AIM OF THE TASK:
Type every record exactly as it appears.

Part of a data file:
-- START --

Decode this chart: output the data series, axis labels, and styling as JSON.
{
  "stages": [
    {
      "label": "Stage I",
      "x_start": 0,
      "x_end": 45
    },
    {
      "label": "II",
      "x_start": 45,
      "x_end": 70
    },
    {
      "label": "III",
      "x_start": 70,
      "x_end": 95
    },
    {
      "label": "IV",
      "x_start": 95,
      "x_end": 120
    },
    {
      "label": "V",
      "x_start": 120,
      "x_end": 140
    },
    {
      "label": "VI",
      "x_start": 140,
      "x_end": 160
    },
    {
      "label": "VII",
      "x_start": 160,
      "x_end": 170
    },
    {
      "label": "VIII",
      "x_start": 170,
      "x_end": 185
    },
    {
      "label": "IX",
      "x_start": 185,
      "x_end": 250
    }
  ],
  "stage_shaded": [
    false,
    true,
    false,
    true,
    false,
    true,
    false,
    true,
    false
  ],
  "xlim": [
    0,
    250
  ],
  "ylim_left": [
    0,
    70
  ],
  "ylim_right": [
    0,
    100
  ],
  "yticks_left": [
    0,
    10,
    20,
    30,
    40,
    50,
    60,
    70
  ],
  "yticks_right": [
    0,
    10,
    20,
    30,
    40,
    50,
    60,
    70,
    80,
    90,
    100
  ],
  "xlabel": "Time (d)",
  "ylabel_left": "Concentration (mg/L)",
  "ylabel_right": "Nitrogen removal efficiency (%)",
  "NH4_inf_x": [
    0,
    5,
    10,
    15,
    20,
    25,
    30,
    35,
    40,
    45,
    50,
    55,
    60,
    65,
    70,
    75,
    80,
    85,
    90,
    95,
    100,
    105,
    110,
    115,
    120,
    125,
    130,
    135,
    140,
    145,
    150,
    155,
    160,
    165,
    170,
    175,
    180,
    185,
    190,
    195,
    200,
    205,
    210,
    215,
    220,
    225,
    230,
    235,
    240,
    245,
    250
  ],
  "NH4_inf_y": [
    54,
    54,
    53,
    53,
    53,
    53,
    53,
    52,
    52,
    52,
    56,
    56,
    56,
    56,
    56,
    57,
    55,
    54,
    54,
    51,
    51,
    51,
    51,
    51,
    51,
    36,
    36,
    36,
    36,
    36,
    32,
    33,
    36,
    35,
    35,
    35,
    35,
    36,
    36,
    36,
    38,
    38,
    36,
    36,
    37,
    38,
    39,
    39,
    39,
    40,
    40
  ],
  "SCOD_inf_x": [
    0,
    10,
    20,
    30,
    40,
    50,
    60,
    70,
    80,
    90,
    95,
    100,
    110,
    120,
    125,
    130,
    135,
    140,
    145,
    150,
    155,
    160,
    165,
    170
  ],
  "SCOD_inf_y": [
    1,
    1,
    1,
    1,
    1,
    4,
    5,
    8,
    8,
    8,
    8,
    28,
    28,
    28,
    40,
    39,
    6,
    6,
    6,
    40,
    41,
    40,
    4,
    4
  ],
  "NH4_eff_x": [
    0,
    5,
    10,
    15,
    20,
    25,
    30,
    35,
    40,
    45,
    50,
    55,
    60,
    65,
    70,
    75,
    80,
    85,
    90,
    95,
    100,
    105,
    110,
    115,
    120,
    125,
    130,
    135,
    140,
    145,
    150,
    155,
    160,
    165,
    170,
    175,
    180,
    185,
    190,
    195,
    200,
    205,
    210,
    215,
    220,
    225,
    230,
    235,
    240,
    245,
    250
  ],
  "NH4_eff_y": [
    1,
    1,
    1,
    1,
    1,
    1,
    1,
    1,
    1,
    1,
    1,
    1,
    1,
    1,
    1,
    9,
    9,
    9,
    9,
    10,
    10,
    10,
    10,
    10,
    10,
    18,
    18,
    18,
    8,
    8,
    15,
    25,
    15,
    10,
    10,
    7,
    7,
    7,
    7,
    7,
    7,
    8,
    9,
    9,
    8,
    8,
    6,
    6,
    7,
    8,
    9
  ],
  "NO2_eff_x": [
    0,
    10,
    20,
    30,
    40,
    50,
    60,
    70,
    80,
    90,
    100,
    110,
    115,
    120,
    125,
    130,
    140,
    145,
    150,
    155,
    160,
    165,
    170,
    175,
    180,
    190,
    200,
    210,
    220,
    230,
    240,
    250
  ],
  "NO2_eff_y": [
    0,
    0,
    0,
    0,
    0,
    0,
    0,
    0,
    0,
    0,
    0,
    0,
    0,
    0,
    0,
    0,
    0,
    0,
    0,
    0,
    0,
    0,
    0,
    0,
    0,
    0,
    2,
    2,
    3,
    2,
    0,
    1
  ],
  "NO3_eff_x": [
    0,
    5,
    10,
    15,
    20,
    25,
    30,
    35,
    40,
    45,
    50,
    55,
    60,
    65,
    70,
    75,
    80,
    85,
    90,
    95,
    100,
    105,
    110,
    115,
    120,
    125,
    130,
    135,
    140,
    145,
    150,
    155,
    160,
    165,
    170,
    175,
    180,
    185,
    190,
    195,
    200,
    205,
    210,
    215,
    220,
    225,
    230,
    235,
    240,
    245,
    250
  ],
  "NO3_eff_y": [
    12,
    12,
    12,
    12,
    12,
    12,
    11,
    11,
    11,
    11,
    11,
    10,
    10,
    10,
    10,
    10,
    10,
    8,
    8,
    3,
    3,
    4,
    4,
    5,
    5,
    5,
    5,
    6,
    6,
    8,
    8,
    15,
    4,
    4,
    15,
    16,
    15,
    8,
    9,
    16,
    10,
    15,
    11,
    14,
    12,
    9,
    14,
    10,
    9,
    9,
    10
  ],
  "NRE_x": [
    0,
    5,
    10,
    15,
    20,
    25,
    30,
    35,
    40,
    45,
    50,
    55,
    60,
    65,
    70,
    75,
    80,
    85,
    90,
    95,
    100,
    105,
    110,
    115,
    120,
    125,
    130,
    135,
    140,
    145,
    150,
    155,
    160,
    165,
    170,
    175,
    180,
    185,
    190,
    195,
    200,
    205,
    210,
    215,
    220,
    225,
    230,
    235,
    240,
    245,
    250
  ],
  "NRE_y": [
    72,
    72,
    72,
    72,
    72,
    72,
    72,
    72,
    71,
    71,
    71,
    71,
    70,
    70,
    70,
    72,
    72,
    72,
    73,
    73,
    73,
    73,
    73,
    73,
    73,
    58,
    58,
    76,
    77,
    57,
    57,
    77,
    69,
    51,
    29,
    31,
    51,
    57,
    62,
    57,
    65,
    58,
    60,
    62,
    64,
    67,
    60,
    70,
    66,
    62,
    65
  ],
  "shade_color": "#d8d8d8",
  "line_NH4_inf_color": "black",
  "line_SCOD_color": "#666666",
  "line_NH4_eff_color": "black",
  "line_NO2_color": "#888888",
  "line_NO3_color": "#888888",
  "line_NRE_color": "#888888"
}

-- END --

PROBLEM SOLUTION:
Decode this chart: output the data series, axis labels, and styling as JSON.
{
  "stages": [
    {
      "label": "Stage I",
      "x_start": 0,
      "x_end": 45
    },
    {
      "label": "II",
      "x_start": 45,
      "x_end": 70
    },
    {
      "label": "III",
      "x_start": 70,
      "x_end": 95
    },
    {
      "label": "IV",
      "x_start": 95,
      "x_end": 120
    },
    {
      "label": "V",
      "x_start": 120,
      "x_end": 140
    },
    {
      "label": "VI",
      "x_start": 140,
      "x_end": 160
    },
    {
      "label": "VII",
      "x_start": 160,
      "x_end": 170
    },
    {
      "label": "VIII",
      "x_start": 170,
      "x_end": 185
    },
    {
      "label": "IX",
      "x_start": 185,
      "x_end": 250
    }
  ],
  "stage_shaded": [
    false,
    true,
    false,
    true,
    false,
    true,
    false,
    true,
    false
  ],
  "xlim": [
    0,
    250
  ],
  "ylim_left": [
    0,
    70
  ],
  "ylim_right": [
    0,
    100
  ],
  "yticks_left": [
    0,
    10,
    20,
    30,
    40,
    50,
    60,
    70
  ],
  "yticks_right": [
    0,
    10,
    20,
    30,
    40,
    50,
    60,
    70,
    80,
    90,
    100
  ],
  "xlabel": "Time (d)",
  "ylabel_left": "Concentration (mg/L)",
  "ylabel_right": "Nitrogen removal efficiency (%)",
  "NH4_inf_x": [
    0,
    5,
    10,
    15,
    20,
    25,
    30,
    35,
    40,
    45,
    50,
    55,
    60,
    65,
    70,
    75,
    80,
    85,
    90,
    95,
    100,
    105,
    110,
    115,
    120,
    125,
    130,
    135,
    140,
    145,
    150,
    155,
    160,
    165,
    170,
    175,
    180,
    185,
    190,
    195,
    200,
    205,
    210,
    215,
    220,
    225,
    230,
    235,
    240,
    245,
    250
  ],
  "NH4_inf_y": [
    54,
    54,
    53,
    53,
    53,
    53,
    53,
    52,
    52,
    52,
    56,
    56,
    56,
    56,
    56,
    57,
    55,
    54,
    54,
    51,
    51,
    51,
    51,
    51,
    51,
    36,
    36,
    36,
    36,
    36,
    32,
    33,
    36,
    35,
    35,
    35,
    35,
    36,
    36,
    36,
    38,
    38,
    36,
    36,
    37,
    38,
    39,
    39,
    39,
    40,
    40
  ],
  "SCOD_inf_x": [
    0,
    10,
    20,
    30,
    40,
    50,
    60,
    70,
    80,
    90,
    95,
    100,
    110,
    120,
    125,
    130,
    135,
    140,
    145,
    150,
    155,
    160,
    165,
    170
  ],
  "SCOD_inf_y": [
    1,
    1,
    1,
    1,
    1,
    4,
    5,
    8,
    8,
    8,
    8,
    28,
    28,
    28,
    40,
    39,
    6,
    6,
    6,
    40,
    41,
    40,
    4,
    4
  ],
  "NH4_eff_x": [
    0,
    5,
    10,
    15,
    20,
    25,
    30,
    35,
    40,
    45,
    50,
    55,
    60,
    65,
    70,
    75,
    80,
    85,
    90,
    95,
    100,
    105,
    110,
    115,
    120,
    125,
    130,
    135,
    140,
    145,
    150,
    155,
    160,
    165,
    170,
    175,
    180,
    185,
    190,
    195,
    200,
    205,
    210,
    215,
    220,
    225,
    230,
    235,
    240,
    245,
    250
  ],
  "NH4_eff_y": [
    1,
    1,
    1,
    1,
    1,
    1,
    1,
    1,
    1,
    1,
    1,
    1,
    1,
    1,
    1,
    9,
    9,
    9,
    9,
    10,
    10,
    10,
    10,
    10,
    10,
    18,
    18,
    18,
    8,
    8,
    15,
    25,
    15,
    10,
    10,
    7,
    7,
    7,
    7,
    7,
    7,
    8,
    9,
    9,
    8,
    8,
    6,
    6,
    7,
    8,
    9
  ],
  "NO2_eff_x": [
    0,
    10,
    20,
    30,
    40,
    50,
    60,
    70,
    80,
    90,
    100,
    110,
    115,
    120,
    125,
    130,
    140,
    145,
    150,
    155,
    160,
    165,
    170,
    175,
    180,
    190,
    200,
    210,
    220,
    230,
    240,
    250
  ],
  "NO2_eff_y": [
    0,
    0,
    0,
    0,
    0,
    0,
    0,
    0,
    0,
    0,
    0,
    0,
    0,
    0,
    0,
    0,
    0,
    0,
    0,
    0,
    0,
    0,
    0,
    0,
    0,
    0,
    2,
    2,
    3,
    2,
    0,
    1
  ],
  "NO3_eff_x": [
    0,
    5,
    10,
    15,
    20,
    25,
    30,
    35,
    40,
    45,
    50,
    55,
    60,
    65,
    70,
    75,
    80,
    85,
    90,
    95,
    100,
    105,
    110,
    115,
    120,
    125,
    130,
    135,
    140,
    145,
    150,
    155,
    160,
    165,
    170,
    175,
    180,
    185,
    190,
    195,
    200,
    205,
    210,
    215,
    220,
    225,
    230,
    235,
    240,
    245,
    250
  ],
  "NO3_eff_y": [
    12,
    12,
    12,
    12,
    12,
    12,
    11,
    11,
    11,
    11,
    11,
    10,
    10,
    10,
    10,
    10,
    10,
    8,
    8,
    3,
    3,
    4,
    4,
    5,
    5,
    5,
    5,
    6,
    6,
    8,
    8,
    15,
    4,
    4,
    15,
    16,
    15,
    8,
    9,
    16,
    10,
    15,
    11,
    14,
    12,
    9,
    14,
    10,
    9,
    9,
    10
  ],
  "NRE_x": [
    0,
    5,
    10,
    15,
    20,
    25,
    30,
    35,
    40,
    45,
    50,
    55,
    60,
    65,
    70,
    75,
    80,
    85,
    90,
    95,
    100,
    105,
    110,
    115,
    120,
    125,
    130,
    135,
    140,
    145,
    150,
    155,
    160,
    165,
    170,
    175,
    180,
    185,
    190,
    195,
    200,
    205,
    210,
    215,
    220,
    225,
    230,
    235,
    240,
    245,
    250
  ],
  "NRE_y": [
    72,
    72,
    72,
    72,
    72,
    72,
    72,
    72,
    71,
    71,
    71,
    71,
    70,
    70,
    70,
    72,
    72,
    72,
    73,
    73,
    73,
    73,
    73,
    73,
    73,
    58,
    58,
    76,
    77,
    57,
    57,
    77,
    69,
    51,
    29,
    31,
    51,
    57,
    62,
    57,
    65,
    58,
    60,
    62,
    64,
    67,
    60,
    70,
    66,
    62,
    65
  ],
  "shade_color": "#d8d8d8",
  "line_NH4_inf_color": "black",
  "line_SCOD_color": "#666666",
  "line_NH4_eff_color": "black",
  "line_NO2_color": "#888888",
  "line_NO3_color": "#888888",
  "line_NRE_color": "#888888"
}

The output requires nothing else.